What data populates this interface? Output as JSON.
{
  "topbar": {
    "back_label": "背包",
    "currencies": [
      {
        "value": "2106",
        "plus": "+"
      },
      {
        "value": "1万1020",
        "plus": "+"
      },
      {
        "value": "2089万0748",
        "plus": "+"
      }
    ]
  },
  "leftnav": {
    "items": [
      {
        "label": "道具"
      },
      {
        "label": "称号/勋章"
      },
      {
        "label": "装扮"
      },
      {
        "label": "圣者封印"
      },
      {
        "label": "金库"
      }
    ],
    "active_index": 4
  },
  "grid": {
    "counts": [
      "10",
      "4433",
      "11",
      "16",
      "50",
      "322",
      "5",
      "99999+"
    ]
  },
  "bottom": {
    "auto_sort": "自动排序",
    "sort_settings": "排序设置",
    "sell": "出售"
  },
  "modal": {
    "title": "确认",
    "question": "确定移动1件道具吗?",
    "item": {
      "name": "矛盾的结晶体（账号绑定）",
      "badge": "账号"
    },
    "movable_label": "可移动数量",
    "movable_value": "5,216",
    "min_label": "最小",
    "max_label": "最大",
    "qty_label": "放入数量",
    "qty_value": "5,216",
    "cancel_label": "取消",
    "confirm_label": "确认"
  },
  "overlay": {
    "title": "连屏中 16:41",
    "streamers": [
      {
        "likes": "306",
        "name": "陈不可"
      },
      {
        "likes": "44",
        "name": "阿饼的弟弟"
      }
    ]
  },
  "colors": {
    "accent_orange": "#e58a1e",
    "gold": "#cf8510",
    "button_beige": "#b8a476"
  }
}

Set task: Your task is to repeat the data exactly, with nothing left out.

Result for this task:
What data populates this interface? Output as JSON.
{
  "topbar": {
    "back_label": "背包",
    "currencies": [
      {
        "value": "2106",
        "plus": "+"
      },
      {
        "value": "1万1020",
        "plus": "+"
      },
      {
        "value": "2089万0748",
        "plus": "+"
      }
    ]
  },
  "leftnav": {
    "items": [
      {
        "label": "道具"
      },
      {
        "label": "称号/勋章"
      },
      {
        "label": "装扮"
      },
      {
        "label": "圣者封印"
      },
      {
        "label": "金库"
      }
    ],
    "active_index": 4
  },
  "grid": {
    "counts": [
      "10",
      "4433",
      "11",
      "16",
      "50",
      "322",
      "5",
      "99999+"
    ]
  },
  "bottom": {
    "auto_sort": "自动排序",
    "sort_settings": "排序设置",
    "sell": "出售"
  },
  "modal": {
    "title": "确认",
    "question": "确定移动1件道具吗?",
    "item": {
      "name": "矛盾的结晶体（账号绑定）",
      "badge": "账号"
    },
    "movable_label": "可移动数量",
    "movable_value": "5,216",
    "min_label": "最小",
    "max_label": "最大",
    "qty_label": "放入数量",
    "qty_value": "5,216",
    "cancel_label": "取消",
    "confirm_label": "确认"
  },
  "overlay": {
    "title": "连屏中 16:41",
    "streamers": [
      {
        "likes": "306",
        "name": "陈不可"
      },
      {
        "likes": "44",
        "name": "阿饼的弟弟"
      }
    ]
  },
  "colors": {
    "accent_orange": "#e58a1e",
    "gold": "#cf8510",
    "button_beige": "#b8a476"
  }
}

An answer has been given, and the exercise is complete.